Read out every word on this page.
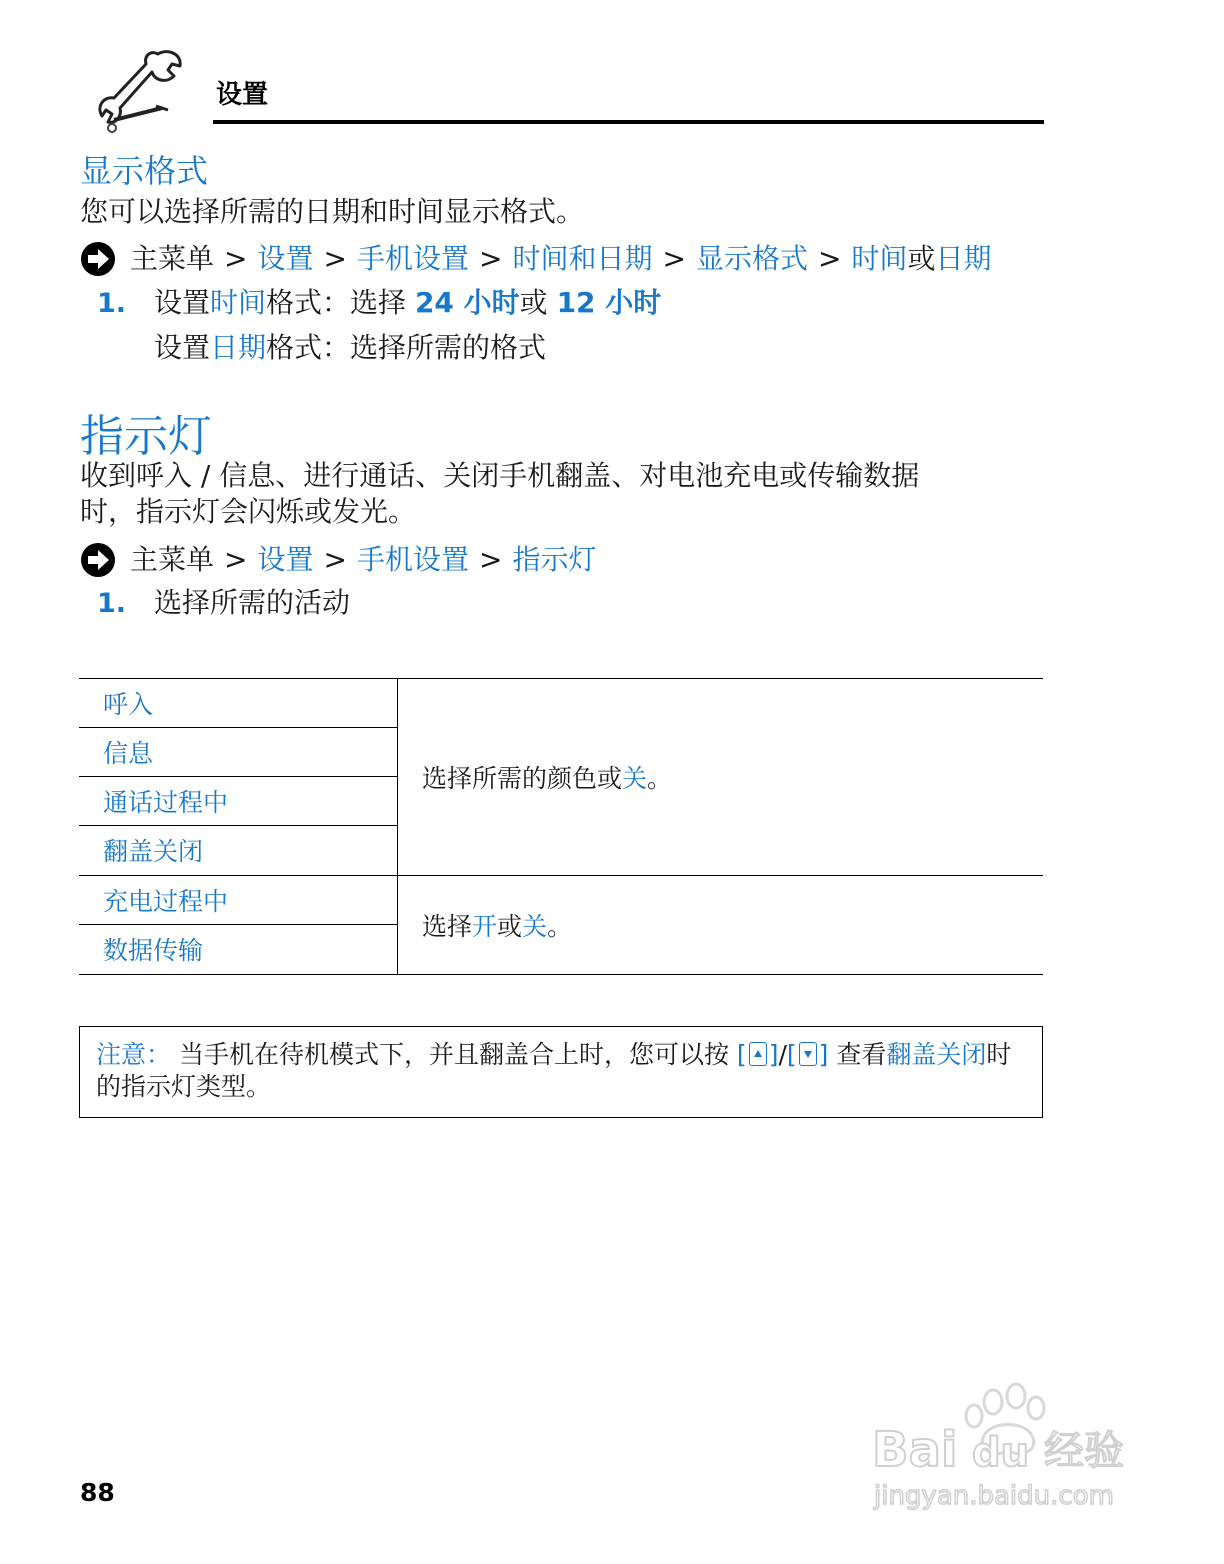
设置
显示格式
您可以选择所需的日期和时间显示格式。
主菜单 > 设置 > 手机设置 > 时间和日期 > 显示格式 > 时间 或 日期
1. 设置时间格式：选择 24 小时或 12 小时
设置日期格式：选择所需的格式
指示灯
收到呼入 / 信息、进行通话、关闭手机翻盖、对电池充电或传输数据
时，指示灯会闪烁或发光。
主菜单 > 设置 > 手机设置 > 指示灯
1. 选择所需的活动
呼入
信息
通话过程中
翻盖关闭
选择所需的颜色或 关 。
充电过程中
数据传输
选择 开 或 关 。
注意： 当手机在待机模式下，并且翻盖合上时，您可以按 [ ]/[ ] 查看翻盖关闭时的指示灯类型。
88
Bai du 经验
jingyan.baidu.com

_____

WHAT IS ASKED: Reproduce the data above in full, exactly as it is, with the pictures left out.

OUTPUT FOR THIS EXERCISE:
Read out every word on this page.
设置
显示格式
您可以选择所需的日期和时间显示格式。
主菜单 > 设置 > 手机设置 > 时间和日期 > 显示格式 > 时间 或 日期
1. 设置时间格式：选择 24 小时或 12 小时
设置日期格式：选择所需的格式
指示灯
收到呼入 / 信息、进行通话、关闭手机翻盖、对电池充电或传输数据
时，指示灯会闪烁或发光。
主菜单 > 设置 > 手机设置 > 指示灯
1. 选择所需的活动
呼入
信息
通话过程中
翻盖关闭
选择所需的颜色或 关 。
充电过程中
数据传输
选择 开 或 关 。
注意： 当手机在待机模式下，并且翻盖合上时，您可以按 [ ]/[ ] 查看翻盖关闭时的指示灯类型。
88
Bai du 经验
jingyan.baidu.com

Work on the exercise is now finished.